## START Material provided

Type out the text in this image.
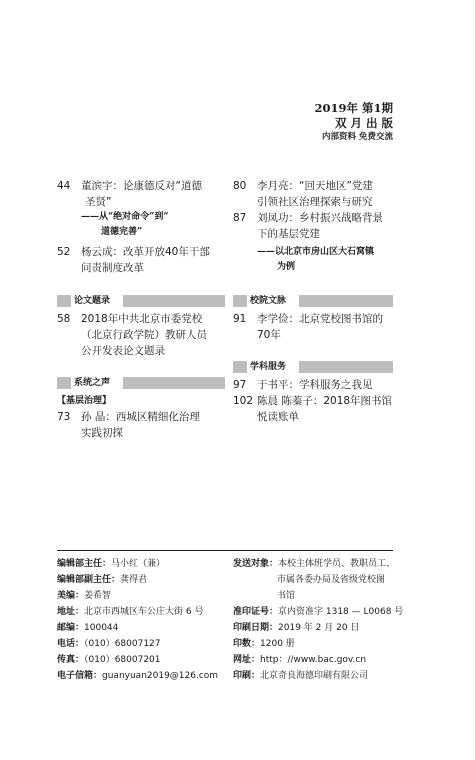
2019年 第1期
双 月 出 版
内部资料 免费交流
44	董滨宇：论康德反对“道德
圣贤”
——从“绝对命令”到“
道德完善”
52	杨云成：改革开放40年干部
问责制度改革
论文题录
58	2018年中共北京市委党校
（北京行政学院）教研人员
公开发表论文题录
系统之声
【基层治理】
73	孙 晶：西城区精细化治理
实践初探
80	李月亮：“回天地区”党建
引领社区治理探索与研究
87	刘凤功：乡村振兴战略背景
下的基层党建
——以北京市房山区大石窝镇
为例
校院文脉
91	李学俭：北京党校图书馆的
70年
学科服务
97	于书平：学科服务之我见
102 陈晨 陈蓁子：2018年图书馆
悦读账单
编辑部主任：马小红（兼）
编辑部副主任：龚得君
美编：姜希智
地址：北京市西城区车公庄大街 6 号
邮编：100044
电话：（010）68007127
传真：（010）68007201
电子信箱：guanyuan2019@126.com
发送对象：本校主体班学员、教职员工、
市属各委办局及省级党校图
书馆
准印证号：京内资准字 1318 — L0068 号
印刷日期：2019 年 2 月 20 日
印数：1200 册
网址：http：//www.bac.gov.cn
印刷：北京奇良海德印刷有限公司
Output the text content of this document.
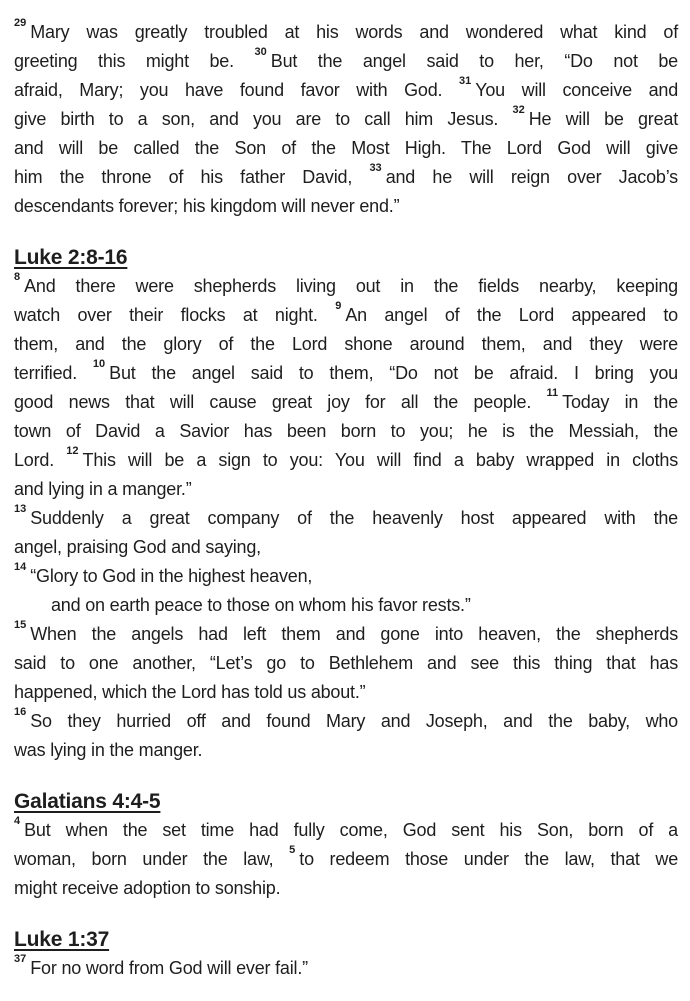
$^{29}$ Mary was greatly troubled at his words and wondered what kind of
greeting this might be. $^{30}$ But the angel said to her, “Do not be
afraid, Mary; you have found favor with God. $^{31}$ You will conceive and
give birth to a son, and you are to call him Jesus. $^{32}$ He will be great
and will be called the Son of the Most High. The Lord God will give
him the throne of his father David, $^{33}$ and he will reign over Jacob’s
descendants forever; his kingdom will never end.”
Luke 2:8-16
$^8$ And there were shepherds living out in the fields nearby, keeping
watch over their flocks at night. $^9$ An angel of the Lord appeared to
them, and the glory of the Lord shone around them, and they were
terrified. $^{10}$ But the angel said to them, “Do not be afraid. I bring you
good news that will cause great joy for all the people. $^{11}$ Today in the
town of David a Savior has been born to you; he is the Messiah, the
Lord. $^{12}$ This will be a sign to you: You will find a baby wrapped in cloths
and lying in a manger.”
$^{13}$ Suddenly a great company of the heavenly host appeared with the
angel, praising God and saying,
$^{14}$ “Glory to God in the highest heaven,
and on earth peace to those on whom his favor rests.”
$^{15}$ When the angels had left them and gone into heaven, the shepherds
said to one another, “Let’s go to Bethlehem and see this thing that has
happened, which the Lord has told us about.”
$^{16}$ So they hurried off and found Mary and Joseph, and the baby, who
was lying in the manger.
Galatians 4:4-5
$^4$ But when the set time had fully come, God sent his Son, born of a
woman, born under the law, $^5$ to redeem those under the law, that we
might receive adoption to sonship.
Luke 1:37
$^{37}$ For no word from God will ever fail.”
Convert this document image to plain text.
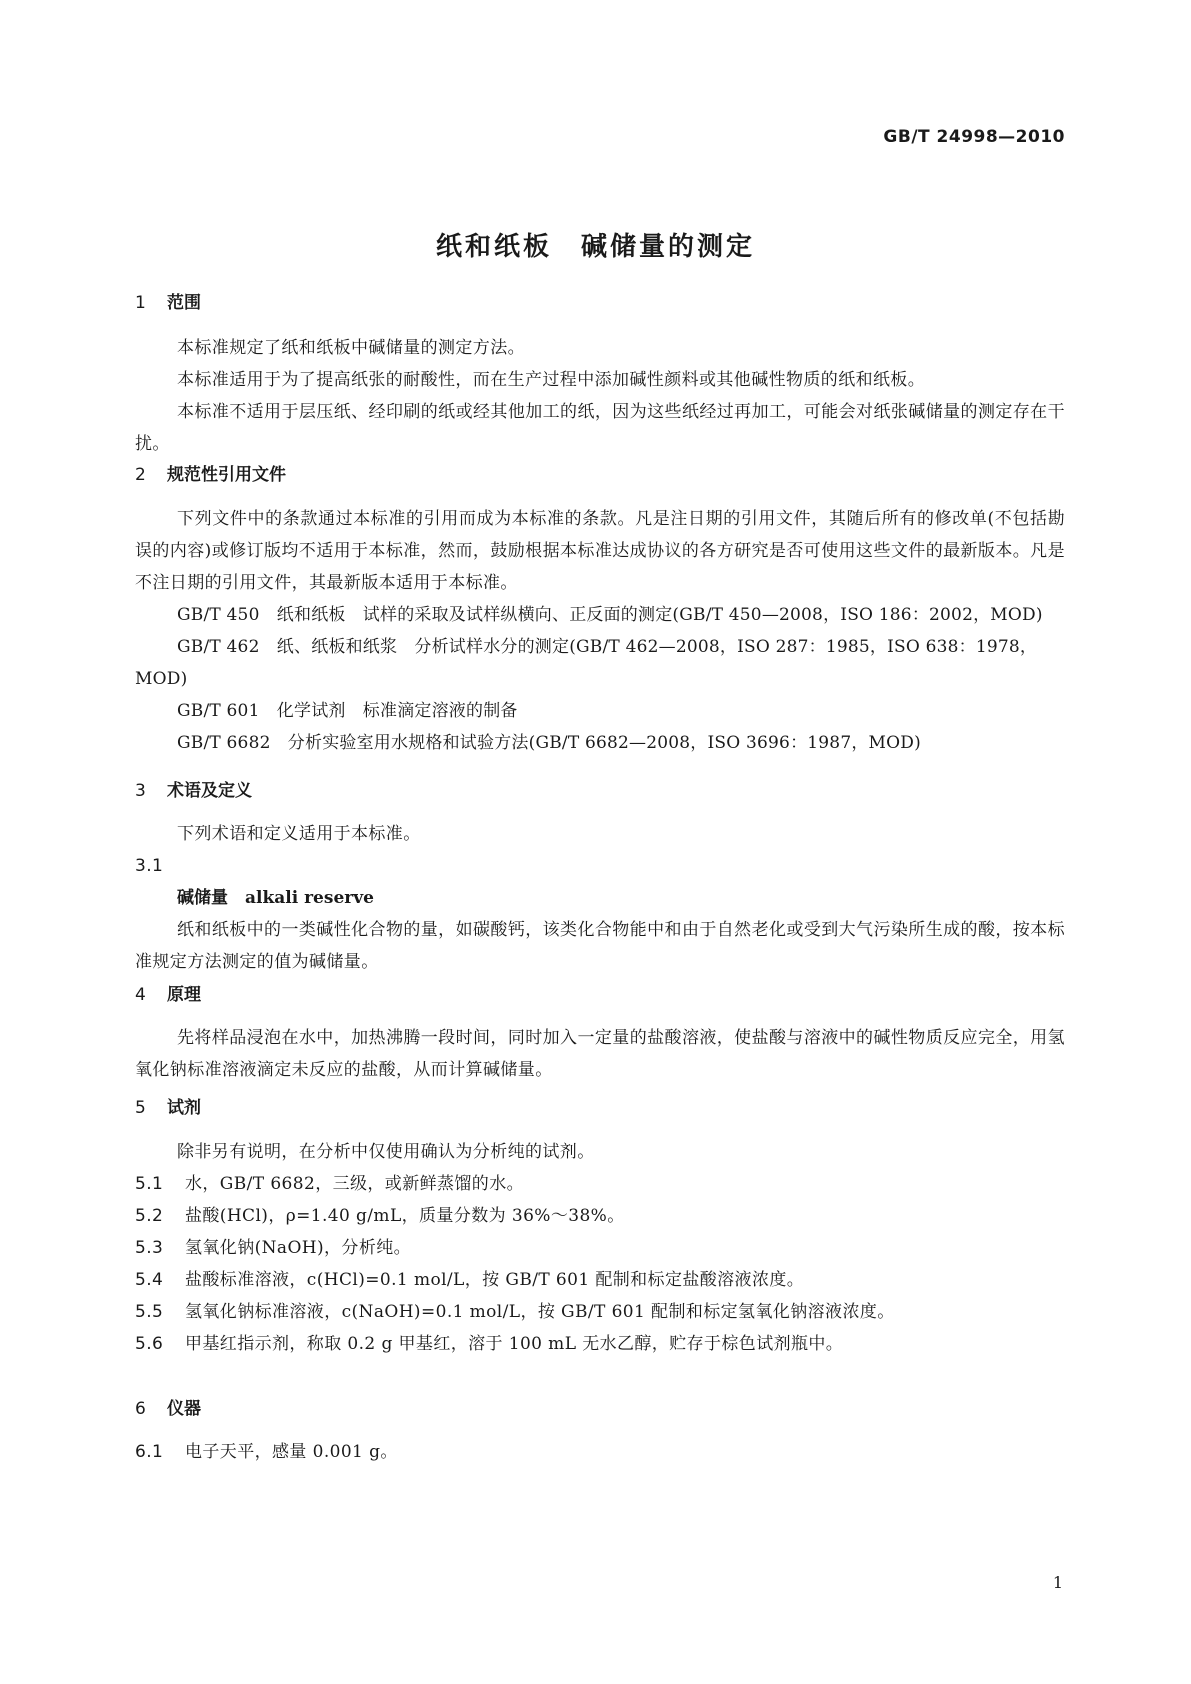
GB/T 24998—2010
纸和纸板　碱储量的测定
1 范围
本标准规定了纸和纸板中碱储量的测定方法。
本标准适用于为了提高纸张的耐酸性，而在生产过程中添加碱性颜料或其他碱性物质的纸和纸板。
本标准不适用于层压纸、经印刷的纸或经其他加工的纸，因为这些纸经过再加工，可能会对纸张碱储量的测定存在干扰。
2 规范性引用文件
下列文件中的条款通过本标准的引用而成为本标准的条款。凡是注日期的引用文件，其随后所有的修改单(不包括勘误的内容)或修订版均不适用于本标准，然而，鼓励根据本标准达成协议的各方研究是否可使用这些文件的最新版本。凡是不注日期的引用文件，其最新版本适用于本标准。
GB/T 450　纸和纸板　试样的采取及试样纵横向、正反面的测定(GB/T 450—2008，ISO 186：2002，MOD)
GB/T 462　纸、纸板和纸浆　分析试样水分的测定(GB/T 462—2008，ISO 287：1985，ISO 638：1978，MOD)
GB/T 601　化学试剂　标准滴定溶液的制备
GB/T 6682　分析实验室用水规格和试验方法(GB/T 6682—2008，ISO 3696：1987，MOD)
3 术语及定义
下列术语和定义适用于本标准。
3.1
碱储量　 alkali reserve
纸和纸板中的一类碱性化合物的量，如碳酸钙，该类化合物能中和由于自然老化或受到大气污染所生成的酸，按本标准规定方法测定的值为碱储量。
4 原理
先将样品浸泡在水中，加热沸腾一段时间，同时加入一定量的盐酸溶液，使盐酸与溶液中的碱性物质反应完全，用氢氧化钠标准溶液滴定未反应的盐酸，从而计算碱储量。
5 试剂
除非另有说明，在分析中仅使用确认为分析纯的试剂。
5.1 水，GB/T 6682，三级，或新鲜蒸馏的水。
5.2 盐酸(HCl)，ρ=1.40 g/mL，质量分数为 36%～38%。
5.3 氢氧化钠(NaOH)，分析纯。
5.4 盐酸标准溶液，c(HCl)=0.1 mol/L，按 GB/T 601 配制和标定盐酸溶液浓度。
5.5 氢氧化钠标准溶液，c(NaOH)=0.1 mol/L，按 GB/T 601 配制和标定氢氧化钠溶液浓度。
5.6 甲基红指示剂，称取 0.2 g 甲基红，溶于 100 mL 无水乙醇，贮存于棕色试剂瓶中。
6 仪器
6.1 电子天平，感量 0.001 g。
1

## END Material provided

**Set exercise**
Identify lines with the string "appeared". Copy each one.

**Response to this exercise**
watch over their flocks at night. $^9$ An angel of the Lord appeared to
$^{13}$ Suddenly a great company of the heavenly host appeared with the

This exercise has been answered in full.